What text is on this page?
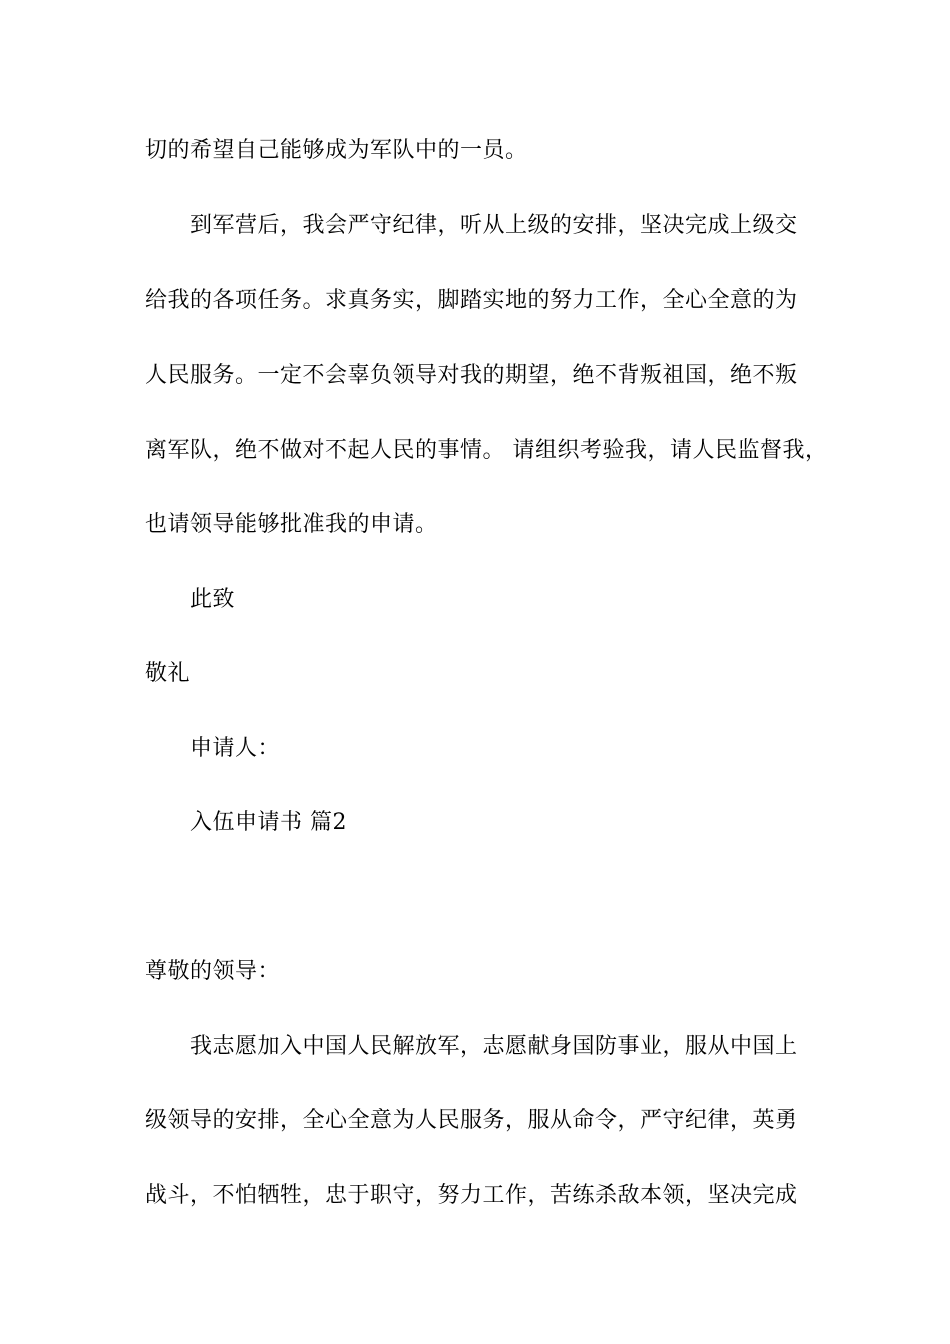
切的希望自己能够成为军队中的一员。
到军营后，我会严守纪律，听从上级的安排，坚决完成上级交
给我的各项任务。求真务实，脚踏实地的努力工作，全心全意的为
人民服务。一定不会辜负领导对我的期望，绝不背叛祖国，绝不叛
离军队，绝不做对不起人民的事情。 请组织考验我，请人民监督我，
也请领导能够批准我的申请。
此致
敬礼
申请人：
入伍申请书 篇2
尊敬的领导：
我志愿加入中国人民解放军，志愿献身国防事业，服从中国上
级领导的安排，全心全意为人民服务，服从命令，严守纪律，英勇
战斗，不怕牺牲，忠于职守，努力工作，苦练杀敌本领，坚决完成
--------------------------------------------------
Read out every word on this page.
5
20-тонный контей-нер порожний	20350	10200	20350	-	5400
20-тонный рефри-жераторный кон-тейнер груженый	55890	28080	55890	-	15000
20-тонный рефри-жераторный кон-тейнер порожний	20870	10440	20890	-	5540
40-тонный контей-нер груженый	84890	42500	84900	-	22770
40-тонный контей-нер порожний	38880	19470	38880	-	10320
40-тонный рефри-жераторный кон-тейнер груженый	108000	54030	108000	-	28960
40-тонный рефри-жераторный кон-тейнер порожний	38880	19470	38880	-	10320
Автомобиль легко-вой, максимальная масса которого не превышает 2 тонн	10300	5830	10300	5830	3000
--------------------------------------------------
◆ Objective ◆
Isolate the lines that hold the word "this" and copy all of them.

◆ Result ◆
What text is on this page?
Read out every word on this page.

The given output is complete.